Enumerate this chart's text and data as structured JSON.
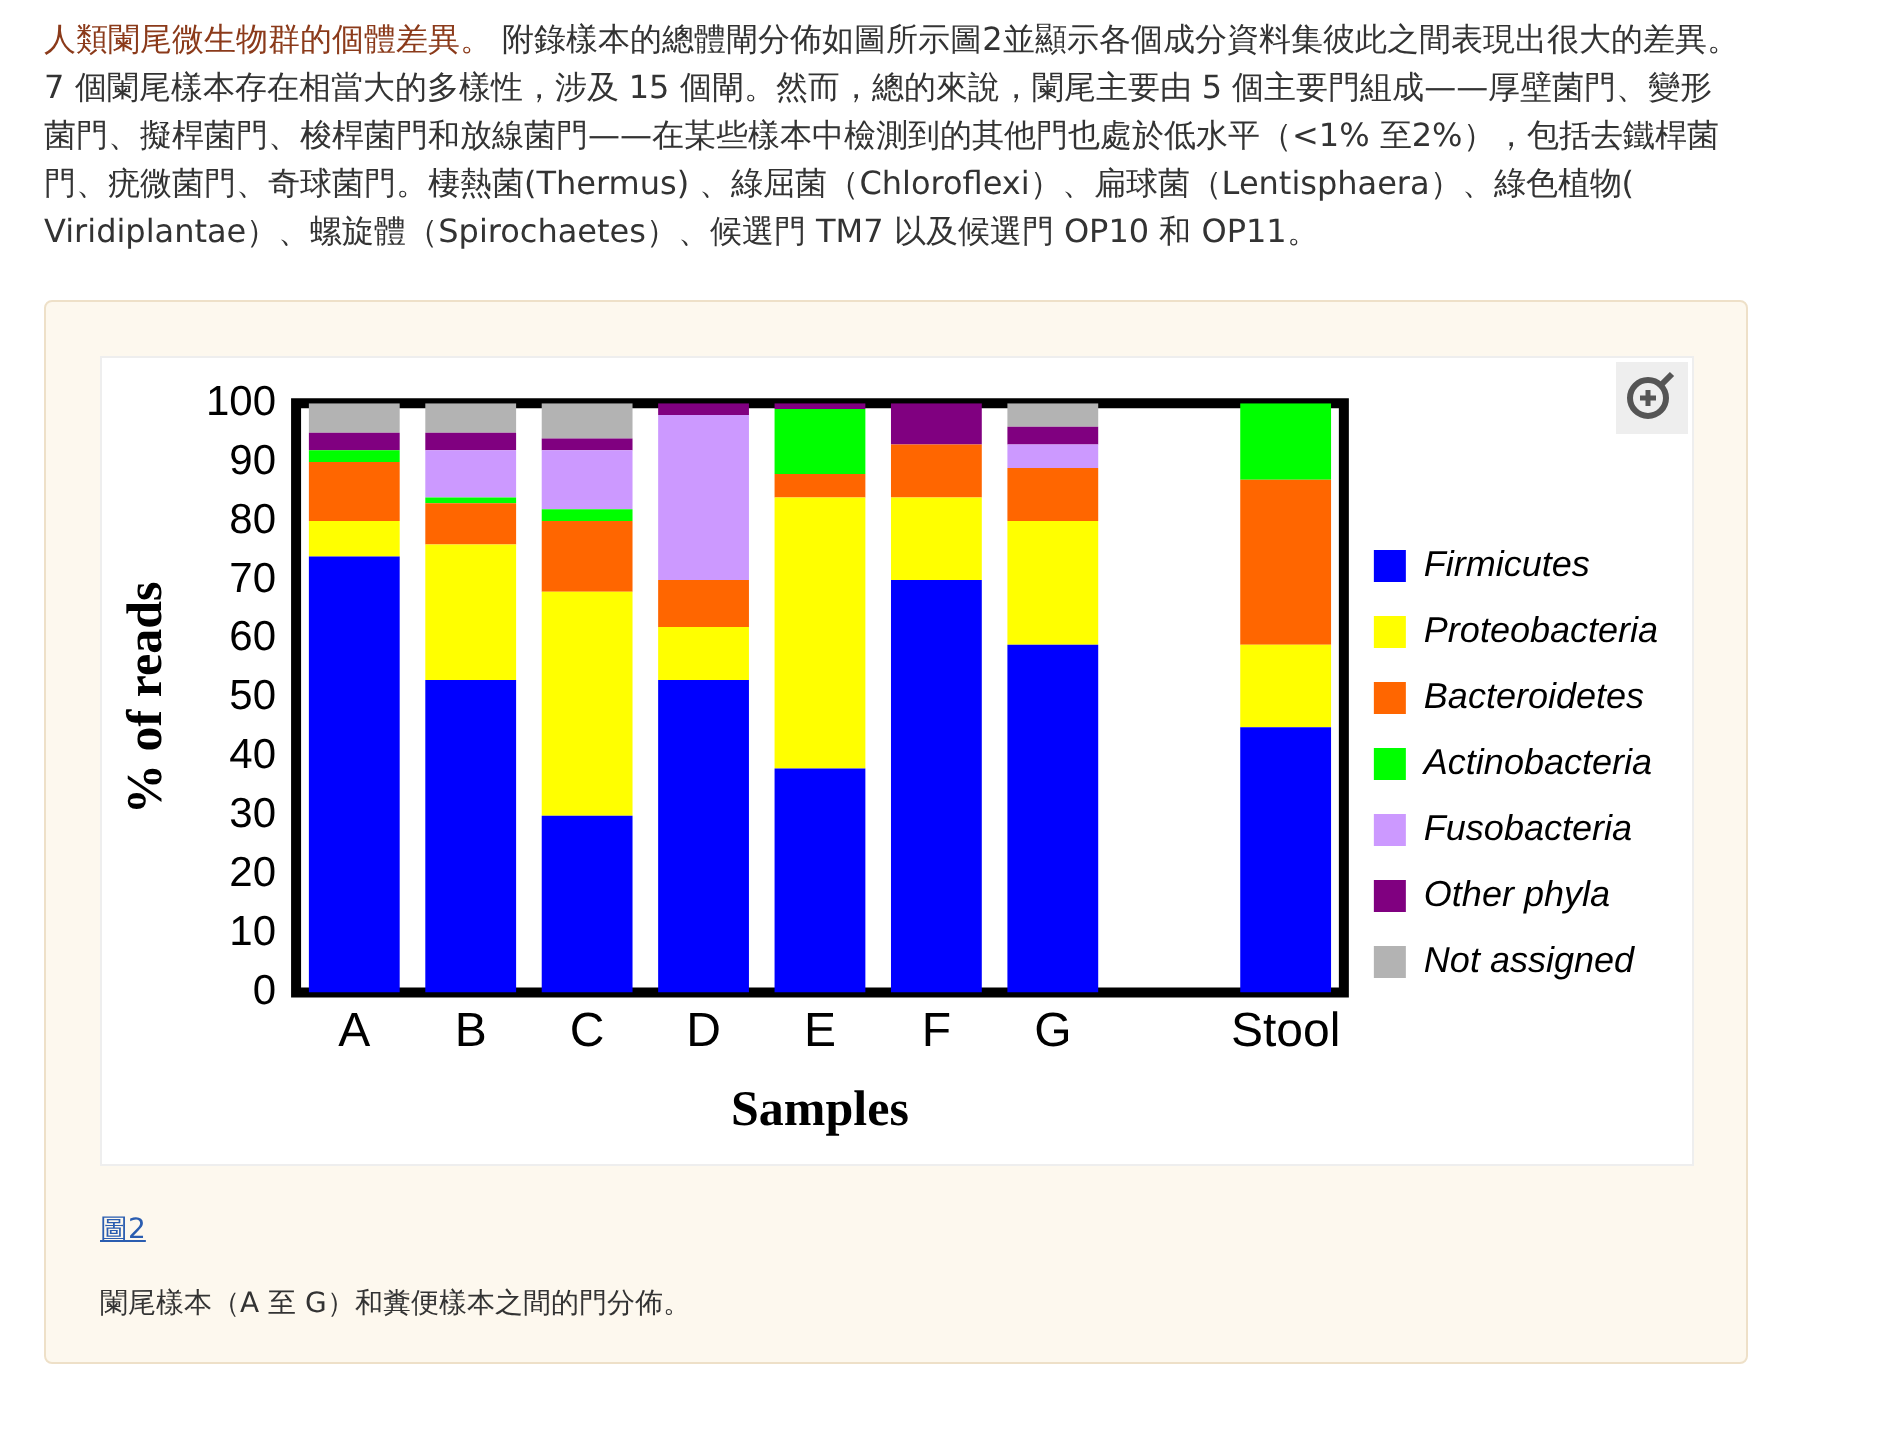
{
  "chart_data": {
    "type": "bar",
    "stacked": true,
    "title": "人類闌尾微生物群的個體差異。",
    "annotations": [
      "附錄樣本的總體閘分佈如圖所示圖2並顯示各個成分資料集彼此之間表現出很大的差異。7 個闌尾樣本存在相當大的多樣性，涉及 15 個閘。然而，總的來說，闌尾主要由 5 個主要門組成——厚壁菌門、變形菌門、擬桿菌門、梭桿菌門和放線菌門——在某些樣本中檢測到的其他門也處於低水平（<1% 至2%），包括去鐵桿菌門、疣微菌門、奇球菌門。棲熱菌(Thermus) 、綠屈菌（Chloroflexi）、扁球菌（Lentisphaera）、綠色植物( Viridiplantae）、螺旋體（Spirochaetes）、候選門 TM7 以及候選門 OP10 和 OP11。",
      "圖2",
      "闌尾樣本（A 至 G）和糞便樣本之間的門分佈。"
    ],
    "xlabel": "Samples",
    "ylabel": "% of reads",
    "categories": [
      "A",
      "B",
      "C",
      "D",
      "E",
      "F",
      "G",
      null,
      "Stool"
    ],
    "series": [
      {
        "name": "Firmicutes",
        "color": "#0000ff",
        "values": [
          74,
          53,
          30,
          53,
          38,
          70,
          59,
          null,
          45
        ]
      },
      {
        "name": "Proteobacteria",
        "color": "#ffff00",
        "values": [
          6,
          23,
          38,
          9,
          46,
          14,
          21,
          null,
          14
        ]
      },
      {
        "name": "Bacteroidetes",
        "color": "#ff6600",
        "values": [
          10,
          7,
          12,
          8,
          4,
          9,
          9,
          null,
          28
        ]
      },
      {
        "name": "Actinobacteria",
        "color": "#00ff00",
        "values": [
          2,
          1,
          2,
          0,
          11,
          0,
          0,
          null,
          13
        ]
      },
      {
        "name": "Fusobacteria",
        "color": "#cc99ff",
        "values": [
          0,
          8,
          10,
          28,
          0,
          0,
          4,
          null,
          0
        ]
      },
      {
        "name": "Other phyla",
        "color": "#800080",
        "values": [
          3,
          3,
          2,
          2,
          1,
          7,
          3,
          null,
          0
        ]
      },
      {
        "name": "Not assigned",
        "color": "#b3b3b3",
        "values": [
          5,
          5,
          6,
          0,
          0,
          0,
          4,
          null,
          0
        ]
      }
    ],
    "ylim": [
      0,
      100
    ],
    "yticks": [
      0,
      10,
      20,
      30,
      40,
      50,
      60,
      70,
      80,
      90,
      100
    ],
    "grid": false,
    "legend": "right"
  }
}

· · · · ·

- TASK REQUIREMENTS -
Print the entries again exactly as they appear above. Do not print the pictures.

- RESULT OF THIS TASK -
Enumerate this chart's text and data as structured JSON.
{
  "chart_data": {
    "type": "bar",
    "stacked": true,
    "title": "人類闌尾微生物群的個體差異。",
    "annotations": [
      "附錄樣本的總體閘分佈如圖所示圖2並顯示各個成分資料集彼此之間表現出很大的差異。7 個闌尾樣本存在相當大的多樣性，涉及 15 個閘。然而，總的來說，闌尾主要由 5 個主要門組成——厚壁菌門、變形菌門、擬桿菌門、梭桿菌門和放線菌門——在某些樣本中檢測到的其他門也處於低水平（<1% 至2%），包括去鐵桿菌門、疣微菌門、奇球菌門。棲熱菌(Thermus) 、綠屈菌（Chloroflexi）、扁球菌（Lentisphaera）、綠色植物( Viridiplantae）、螺旋體（Spirochaetes）、候選門 TM7 以及候選門 OP10 和 OP11。",
      "圖2",
      "闌尾樣本（A 至 G）和糞便樣本之間的門分佈。"
    ],
    "xlabel": "Samples",
    "ylabel": "% of reads",
    "categories": [
      "A",
      "B",
      "C",
      "D",
      "E",
      "F",
      "G",
      null,
      "Stool"
    ],
    "series": [
      {
        "name": "Firmicutes",
        "color": "#0000ff",
        "values": [
          74,
          53,
          30,
          53,
          38,
          70,
          59,
          null,
          45
        ]
      },
      {
        "name": "Proteobacteria",
        "color": "#ffff00",
        "values": [
          6,
          23,
          38,
          9,
          46,
          14,
          21,
          null,
          14
        ]
      },
      {
        "name": "Bacteroidetes",
        "color": "#ff6600",
        "values": [
          10,
          7,
          12,
          8,
          4,
          9,
          9,
          null,
          28
        ]
      },
      {
        "name": "Actinobacteria",
        "color": "#00ff00",
        "values": [
          2,
          1,
          2,
          0,
          11,
          0,
          0,
          null,
          13
        ]
      },
      {
        "name": "Fusobacteria",
        "color": "#cc99ff",
        "values": [
          0,
          8,
          10,
          28,
          0,
          0,
          4,
          null,
          0
        ]
      },
      {
        "name": "Other phyla",
        "color": "#800080",
        "values": [
          3,
          3,
          2,
          2,
          1,
          7,
          3,
          null,
          0
        ]
      },
      {
        "name": "Not assigned",
        "color": "#b3b3b3",
        "values": [
          5,
          5,
          6,
          0,
          0,
          0,
          4,
          null,
          0
        ]
      }
    ],
    "ylim": [
      0,
      100
    ],
    "yticks": [
      0,
      10,
      20,
      30,
      40,
      50,
      60,
      70,
      80,
      90,
      100
    ],
    "grid": false,
    "legend": "right"
  }
}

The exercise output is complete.